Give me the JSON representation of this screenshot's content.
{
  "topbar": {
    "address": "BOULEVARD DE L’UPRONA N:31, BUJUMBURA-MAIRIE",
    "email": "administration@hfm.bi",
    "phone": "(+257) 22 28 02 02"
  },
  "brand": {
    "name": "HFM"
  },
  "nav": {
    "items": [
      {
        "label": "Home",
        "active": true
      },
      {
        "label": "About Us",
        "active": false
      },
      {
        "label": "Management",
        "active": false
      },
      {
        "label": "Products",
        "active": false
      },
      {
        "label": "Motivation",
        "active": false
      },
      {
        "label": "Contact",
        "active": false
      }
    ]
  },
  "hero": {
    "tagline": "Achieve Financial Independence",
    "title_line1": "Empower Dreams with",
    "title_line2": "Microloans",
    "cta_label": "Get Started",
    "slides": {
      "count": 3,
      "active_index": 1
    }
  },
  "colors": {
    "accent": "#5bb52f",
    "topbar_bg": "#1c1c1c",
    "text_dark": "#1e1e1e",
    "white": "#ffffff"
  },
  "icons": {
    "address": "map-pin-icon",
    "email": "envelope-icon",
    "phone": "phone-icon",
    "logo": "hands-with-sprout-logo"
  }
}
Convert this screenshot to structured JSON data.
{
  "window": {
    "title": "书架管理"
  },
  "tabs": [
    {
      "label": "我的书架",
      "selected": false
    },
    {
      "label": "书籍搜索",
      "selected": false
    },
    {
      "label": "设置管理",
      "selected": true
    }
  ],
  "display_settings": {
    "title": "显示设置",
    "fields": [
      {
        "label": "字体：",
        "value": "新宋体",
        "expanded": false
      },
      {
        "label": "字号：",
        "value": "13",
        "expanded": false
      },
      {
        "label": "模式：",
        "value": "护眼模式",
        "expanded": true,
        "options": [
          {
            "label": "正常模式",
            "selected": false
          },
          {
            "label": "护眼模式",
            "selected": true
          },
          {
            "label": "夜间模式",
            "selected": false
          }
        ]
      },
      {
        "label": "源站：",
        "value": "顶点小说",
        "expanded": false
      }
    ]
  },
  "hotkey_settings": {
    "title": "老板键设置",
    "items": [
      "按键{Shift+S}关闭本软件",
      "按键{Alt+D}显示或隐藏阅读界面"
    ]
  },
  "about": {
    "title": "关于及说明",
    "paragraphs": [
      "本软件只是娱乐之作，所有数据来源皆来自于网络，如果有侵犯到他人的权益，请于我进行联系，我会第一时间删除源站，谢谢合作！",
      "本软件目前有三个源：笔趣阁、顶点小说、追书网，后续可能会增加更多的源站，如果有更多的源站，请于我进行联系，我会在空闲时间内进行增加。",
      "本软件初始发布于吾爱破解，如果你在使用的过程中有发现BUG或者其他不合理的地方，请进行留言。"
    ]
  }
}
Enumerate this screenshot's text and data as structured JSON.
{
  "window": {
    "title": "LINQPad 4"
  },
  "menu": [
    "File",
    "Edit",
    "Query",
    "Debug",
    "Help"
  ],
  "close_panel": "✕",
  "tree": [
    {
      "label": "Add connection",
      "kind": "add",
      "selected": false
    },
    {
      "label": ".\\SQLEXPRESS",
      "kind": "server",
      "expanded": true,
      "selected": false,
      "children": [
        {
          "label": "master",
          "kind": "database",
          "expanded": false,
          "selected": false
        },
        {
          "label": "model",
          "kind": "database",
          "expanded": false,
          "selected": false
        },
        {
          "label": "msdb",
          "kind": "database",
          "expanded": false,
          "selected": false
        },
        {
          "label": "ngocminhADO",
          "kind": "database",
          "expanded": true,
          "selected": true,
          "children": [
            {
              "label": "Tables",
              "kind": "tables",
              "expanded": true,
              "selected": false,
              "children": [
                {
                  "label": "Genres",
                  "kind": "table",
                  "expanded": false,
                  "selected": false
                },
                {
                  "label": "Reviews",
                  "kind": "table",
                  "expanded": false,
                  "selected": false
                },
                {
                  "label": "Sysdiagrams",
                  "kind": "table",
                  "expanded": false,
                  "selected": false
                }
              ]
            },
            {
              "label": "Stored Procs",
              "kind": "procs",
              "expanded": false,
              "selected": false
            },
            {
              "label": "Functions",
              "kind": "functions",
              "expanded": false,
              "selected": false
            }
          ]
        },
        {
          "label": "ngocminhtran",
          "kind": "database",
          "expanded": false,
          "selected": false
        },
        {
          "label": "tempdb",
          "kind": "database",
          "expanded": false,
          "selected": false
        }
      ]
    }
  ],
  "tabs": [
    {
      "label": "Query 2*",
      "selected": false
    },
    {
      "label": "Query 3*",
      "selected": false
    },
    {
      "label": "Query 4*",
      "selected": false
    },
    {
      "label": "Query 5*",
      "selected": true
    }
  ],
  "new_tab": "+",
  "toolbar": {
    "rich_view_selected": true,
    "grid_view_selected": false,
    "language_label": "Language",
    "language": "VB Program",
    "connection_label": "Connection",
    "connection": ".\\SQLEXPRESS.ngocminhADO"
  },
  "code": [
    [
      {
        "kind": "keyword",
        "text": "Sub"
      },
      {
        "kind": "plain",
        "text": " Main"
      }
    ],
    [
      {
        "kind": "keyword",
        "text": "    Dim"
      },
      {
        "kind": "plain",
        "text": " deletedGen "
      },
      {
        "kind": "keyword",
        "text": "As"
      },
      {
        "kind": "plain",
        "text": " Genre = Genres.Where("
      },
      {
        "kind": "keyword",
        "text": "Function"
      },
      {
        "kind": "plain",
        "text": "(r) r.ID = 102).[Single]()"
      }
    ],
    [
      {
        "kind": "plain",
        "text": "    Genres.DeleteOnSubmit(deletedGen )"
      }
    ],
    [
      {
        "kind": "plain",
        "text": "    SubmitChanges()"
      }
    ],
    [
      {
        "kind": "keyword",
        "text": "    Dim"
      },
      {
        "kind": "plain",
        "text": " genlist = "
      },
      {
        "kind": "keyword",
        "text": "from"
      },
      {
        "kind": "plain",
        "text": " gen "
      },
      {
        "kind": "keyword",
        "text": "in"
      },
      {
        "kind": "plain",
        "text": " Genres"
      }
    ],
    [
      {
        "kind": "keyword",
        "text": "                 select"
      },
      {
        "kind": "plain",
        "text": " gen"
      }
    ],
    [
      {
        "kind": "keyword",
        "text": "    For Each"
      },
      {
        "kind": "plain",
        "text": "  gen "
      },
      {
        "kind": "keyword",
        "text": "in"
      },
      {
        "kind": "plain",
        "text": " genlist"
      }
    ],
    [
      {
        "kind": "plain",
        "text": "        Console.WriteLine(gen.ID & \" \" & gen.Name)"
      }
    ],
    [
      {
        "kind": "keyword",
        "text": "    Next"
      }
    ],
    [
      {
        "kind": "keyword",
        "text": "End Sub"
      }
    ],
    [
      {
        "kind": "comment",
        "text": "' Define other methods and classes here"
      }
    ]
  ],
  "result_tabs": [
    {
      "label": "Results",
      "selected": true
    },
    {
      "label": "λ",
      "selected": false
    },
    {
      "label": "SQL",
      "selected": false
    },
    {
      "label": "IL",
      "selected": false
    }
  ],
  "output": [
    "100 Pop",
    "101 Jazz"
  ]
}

TASK INSTRUCTIONS
Pick out every line of the listing containing the word "email", and show those lines.

TASK RESPONSE
    "email": "administration@hfm.bi",
    "email": "envelope-icon",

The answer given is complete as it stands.